(PAGE)
>> begin

Quantum TD’s spin rate of 2,340 RPM is the lowest reading in the entire test. That’s 263 RPM below the Quantum standard, 203 RPM below the Elyte TD, and 582 RPM below the Ai Smoke TD.
For a player who already launches it high and carries it long, that number will look attractive. However, for a player who needs spin, it’s a flag worth noting before pulling the trigger.

Simply looking at the overall carry number doesn’t always tell the whole story. With the swing robot impacting nine locations on the face, we can get a better idea of where golfers around 95 mph could see improved performance on common misses, using a face heat map.
The data confirms the Elyte family continues to lead the way in distance. All three models occupy the top three spots in both centre carry and nine-zone average. If distance is the priority, then Elyte remains a strong option.
The draw-bias heads have a high-face problem, which makes sense considering more mass is generally concentrated towards the heel to induce a draw shape. The Ai Smoke Max D and Quantum Max D post the two worst high-face carry profiles in the test, bleeding nearly 18.5 yards from centre when contact moves up the face. Look at the heat map and the top row goes red fast. That’s a real-world issue for the player who tends to hit it high on the face under pressure.
The tradeoff is the low face. Flip the map over, and those same draw-bias heads post the two best low-face averages in the test, losing only 5-7 yards from centre. Every other club loses 11-16. The geometry is doing something intentional, trading high-face carry for low-face carry. Whether that works for you depends entirely on where your misses live.
Two other things the heat map reveals that a spec sheet never would: the Ai Smoke Max D is the only driver in the test where the heel carries farther than the toe, a structural quirk of the draw-bias CG position. And the Quantum TD is the only club where a mishit zone actually beats centre carry. The mid toe, at 224.6 yards, edges the centre strike by 1.5 yards, a byproduct of its ultra-low spin baseline finding a slightly better launch window just off-centre.
The low heel remains the universal kill zone. Six of nine clubs post their worst number there. Very few drivers have been able to solve this zone since we started conducting robotic testing.
For those unfamiliar with our SDEI (Spin Degradation Index) metric, it calculates the average absolute spin change across all eight off-centre zones compared to a geometric centre baseline. It’s essentially a spin consistency score. The lower the number, the better.

>> end

(Saved entries)

>> begin

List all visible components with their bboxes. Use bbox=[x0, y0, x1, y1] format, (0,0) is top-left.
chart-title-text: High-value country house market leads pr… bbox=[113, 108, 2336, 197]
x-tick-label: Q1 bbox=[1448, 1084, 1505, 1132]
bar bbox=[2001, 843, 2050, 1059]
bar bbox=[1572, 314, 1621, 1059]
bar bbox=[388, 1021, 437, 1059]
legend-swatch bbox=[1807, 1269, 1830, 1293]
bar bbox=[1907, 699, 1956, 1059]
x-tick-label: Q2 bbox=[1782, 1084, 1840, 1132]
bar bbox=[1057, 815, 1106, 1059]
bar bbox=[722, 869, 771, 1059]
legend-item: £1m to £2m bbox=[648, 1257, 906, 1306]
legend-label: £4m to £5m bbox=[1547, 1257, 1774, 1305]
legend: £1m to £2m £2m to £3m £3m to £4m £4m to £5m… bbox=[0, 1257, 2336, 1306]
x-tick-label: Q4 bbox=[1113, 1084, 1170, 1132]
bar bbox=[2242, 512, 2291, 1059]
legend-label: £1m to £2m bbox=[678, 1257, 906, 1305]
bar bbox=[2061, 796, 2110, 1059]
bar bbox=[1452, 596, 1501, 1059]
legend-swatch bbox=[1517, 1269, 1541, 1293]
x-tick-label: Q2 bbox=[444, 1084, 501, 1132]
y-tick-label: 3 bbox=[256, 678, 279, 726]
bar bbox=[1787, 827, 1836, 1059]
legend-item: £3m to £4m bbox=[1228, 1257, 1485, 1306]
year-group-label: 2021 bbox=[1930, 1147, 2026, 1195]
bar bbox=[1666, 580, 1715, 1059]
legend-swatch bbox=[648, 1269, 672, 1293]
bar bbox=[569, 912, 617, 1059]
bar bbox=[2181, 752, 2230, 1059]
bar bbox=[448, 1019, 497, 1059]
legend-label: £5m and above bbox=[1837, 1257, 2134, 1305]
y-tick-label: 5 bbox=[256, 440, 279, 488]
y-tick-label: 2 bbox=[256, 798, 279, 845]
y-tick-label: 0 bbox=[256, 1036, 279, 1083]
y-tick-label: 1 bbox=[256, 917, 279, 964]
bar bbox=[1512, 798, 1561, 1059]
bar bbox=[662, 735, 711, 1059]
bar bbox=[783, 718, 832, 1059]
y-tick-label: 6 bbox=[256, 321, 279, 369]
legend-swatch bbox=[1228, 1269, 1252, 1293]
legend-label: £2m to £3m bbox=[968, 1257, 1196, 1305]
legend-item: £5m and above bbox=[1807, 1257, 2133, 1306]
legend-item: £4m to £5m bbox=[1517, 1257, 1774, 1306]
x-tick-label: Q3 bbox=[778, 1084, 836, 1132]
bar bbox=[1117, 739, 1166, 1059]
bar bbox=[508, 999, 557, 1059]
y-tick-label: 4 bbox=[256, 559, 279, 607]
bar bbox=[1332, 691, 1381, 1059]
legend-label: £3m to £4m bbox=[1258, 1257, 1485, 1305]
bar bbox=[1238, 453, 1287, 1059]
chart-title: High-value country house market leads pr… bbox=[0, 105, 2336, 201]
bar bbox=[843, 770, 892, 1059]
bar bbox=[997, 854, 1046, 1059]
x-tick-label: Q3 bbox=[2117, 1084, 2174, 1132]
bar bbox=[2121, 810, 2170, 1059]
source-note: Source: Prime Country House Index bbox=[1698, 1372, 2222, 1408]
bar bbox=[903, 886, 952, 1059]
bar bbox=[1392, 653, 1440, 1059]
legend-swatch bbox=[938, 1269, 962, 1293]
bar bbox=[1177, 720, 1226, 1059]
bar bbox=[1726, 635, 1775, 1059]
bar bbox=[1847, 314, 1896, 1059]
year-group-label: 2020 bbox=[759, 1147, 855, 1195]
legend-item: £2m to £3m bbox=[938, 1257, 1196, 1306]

>> end

(REQUESTS)
[a] What spin rate did the Quantum TD record in the driver test?
[b] The driver test says the draw-bias heads have a high-face problem. In one to three sentences, explain the reason it gives.
[c] List every driver model the driver test mentions by name.

(SOLUTIONS TO THE TASKS)
[a] 2,340 RPM, the lowest reading in the test.

[b] In draw-bias heads, more mass is generally concentrated toward the heel to induce a draw shape. This explains their high-face carry losses.

[c]
- Quantum TD
- Quantum (standard)
- Elyte TD
- Ai Smoke TD
- Ai Smoke Max D
- Quantum Max D